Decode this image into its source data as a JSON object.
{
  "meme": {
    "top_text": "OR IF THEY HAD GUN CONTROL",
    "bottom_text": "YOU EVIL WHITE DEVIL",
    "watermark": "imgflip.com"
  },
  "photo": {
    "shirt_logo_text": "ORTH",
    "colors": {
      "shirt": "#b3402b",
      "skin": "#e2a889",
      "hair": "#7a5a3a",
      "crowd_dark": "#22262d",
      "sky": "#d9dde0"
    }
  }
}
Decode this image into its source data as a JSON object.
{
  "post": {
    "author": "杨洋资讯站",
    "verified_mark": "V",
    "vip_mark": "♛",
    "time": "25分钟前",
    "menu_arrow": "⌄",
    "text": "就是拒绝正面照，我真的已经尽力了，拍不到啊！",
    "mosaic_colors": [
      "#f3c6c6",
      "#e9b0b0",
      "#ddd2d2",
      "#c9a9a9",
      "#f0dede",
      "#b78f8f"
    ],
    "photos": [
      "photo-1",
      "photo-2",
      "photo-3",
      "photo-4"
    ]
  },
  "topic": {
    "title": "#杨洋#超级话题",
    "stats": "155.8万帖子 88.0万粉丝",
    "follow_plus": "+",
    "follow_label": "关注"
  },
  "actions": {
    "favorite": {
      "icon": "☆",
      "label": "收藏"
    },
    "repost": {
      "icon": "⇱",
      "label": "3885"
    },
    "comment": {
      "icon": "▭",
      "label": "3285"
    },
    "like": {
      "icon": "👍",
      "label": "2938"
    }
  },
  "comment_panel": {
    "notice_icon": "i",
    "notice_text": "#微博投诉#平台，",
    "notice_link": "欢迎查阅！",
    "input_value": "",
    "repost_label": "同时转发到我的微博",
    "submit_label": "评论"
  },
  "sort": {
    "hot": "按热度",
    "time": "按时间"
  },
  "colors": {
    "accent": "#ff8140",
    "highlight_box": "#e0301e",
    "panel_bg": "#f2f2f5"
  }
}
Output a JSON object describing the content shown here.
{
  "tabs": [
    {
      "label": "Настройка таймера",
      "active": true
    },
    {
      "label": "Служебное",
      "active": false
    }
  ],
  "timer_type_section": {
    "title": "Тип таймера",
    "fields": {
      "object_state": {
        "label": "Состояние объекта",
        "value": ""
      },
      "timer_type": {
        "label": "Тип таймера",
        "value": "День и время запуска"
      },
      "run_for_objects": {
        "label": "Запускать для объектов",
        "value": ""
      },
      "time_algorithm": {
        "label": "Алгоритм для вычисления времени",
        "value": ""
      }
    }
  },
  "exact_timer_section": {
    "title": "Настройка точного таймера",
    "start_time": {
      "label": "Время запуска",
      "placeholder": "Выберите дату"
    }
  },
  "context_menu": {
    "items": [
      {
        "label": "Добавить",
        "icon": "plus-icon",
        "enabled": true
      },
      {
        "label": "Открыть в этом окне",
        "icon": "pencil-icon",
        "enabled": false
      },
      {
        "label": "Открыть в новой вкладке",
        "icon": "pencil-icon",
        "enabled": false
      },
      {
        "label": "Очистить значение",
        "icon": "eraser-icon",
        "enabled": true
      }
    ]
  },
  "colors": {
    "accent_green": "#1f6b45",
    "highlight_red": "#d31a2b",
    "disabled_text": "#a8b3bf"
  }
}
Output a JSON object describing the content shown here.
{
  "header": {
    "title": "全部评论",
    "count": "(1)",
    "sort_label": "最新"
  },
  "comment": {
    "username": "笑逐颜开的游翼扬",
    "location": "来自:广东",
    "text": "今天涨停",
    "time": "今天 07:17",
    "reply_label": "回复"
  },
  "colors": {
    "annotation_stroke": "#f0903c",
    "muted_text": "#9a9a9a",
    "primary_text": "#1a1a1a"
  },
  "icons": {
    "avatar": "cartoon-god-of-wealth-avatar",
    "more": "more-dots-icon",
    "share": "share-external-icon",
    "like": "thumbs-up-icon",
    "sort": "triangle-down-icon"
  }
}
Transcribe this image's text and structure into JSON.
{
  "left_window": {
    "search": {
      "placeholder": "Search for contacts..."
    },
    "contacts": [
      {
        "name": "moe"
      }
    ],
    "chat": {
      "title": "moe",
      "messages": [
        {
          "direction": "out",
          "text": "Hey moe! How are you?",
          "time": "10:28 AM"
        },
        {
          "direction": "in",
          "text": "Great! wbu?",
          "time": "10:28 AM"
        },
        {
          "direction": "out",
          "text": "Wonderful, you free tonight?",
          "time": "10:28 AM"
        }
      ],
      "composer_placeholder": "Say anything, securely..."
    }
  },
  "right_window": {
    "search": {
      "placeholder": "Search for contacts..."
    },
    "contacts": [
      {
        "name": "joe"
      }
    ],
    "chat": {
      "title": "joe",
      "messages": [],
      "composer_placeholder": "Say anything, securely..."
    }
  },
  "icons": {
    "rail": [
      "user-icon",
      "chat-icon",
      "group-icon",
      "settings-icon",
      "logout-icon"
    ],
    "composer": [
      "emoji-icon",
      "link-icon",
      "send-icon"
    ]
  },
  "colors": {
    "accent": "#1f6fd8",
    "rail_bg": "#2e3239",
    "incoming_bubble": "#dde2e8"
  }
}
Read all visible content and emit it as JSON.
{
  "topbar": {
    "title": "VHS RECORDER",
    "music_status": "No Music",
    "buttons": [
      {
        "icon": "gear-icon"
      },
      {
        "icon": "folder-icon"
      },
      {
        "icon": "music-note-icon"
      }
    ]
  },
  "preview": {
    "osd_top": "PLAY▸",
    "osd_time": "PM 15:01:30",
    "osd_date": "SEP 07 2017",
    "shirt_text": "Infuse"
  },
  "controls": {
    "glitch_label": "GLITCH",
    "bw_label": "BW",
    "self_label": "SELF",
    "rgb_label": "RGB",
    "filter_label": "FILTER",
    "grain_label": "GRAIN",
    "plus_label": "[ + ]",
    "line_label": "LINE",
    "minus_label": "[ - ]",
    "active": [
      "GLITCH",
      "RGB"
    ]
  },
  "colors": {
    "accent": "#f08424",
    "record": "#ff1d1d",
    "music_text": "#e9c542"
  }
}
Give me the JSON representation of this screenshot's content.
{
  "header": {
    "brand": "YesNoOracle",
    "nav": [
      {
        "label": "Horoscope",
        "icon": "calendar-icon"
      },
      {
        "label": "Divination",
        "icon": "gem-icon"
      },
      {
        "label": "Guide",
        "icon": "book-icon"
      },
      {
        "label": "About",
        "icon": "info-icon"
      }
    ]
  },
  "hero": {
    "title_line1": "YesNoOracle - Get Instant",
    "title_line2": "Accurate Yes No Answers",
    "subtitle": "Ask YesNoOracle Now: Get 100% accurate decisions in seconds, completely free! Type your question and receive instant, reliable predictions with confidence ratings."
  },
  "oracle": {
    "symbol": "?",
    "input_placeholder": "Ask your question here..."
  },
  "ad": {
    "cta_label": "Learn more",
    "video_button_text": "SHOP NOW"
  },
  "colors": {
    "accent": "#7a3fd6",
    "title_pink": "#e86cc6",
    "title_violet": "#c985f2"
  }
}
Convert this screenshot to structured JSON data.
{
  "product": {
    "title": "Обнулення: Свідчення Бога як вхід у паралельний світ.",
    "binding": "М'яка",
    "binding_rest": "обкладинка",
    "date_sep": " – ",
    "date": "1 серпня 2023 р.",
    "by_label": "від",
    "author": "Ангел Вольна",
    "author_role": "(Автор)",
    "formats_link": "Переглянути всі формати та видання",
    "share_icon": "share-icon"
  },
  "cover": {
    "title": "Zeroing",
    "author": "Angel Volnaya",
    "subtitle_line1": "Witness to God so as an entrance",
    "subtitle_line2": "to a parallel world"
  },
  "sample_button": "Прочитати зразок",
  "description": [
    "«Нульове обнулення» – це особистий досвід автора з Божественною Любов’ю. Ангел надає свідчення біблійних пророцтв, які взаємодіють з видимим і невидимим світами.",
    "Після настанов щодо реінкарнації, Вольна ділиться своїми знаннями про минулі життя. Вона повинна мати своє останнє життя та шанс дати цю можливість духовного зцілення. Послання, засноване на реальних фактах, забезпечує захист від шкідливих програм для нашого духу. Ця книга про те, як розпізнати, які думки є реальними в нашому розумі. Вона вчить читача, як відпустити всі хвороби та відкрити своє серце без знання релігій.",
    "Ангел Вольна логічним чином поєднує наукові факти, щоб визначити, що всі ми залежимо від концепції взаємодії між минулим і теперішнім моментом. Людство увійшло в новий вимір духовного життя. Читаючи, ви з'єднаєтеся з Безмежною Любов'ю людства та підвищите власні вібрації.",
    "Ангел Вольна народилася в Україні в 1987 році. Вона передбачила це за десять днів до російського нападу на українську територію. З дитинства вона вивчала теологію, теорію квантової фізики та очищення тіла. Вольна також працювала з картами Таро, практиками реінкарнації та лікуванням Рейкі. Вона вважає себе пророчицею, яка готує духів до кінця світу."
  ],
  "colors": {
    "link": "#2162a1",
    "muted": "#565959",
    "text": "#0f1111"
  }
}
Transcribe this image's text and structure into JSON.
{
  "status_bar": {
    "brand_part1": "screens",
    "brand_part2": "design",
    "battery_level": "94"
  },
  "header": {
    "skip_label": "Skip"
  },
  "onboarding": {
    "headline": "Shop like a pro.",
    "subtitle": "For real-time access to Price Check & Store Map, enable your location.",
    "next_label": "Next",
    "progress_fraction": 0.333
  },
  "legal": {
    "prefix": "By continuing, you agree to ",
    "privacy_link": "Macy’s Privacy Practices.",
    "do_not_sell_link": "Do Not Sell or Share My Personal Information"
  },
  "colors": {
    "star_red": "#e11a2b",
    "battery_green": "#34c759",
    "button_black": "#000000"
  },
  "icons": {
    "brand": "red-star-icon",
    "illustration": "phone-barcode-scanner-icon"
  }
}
——————
• **WRITTEN REQUEST**
Find "more". Copy every line it occurs in.

• **EXERCISE SOLUTION**
    "more": "more-dots-icon",
    "cta_label": "Learn more",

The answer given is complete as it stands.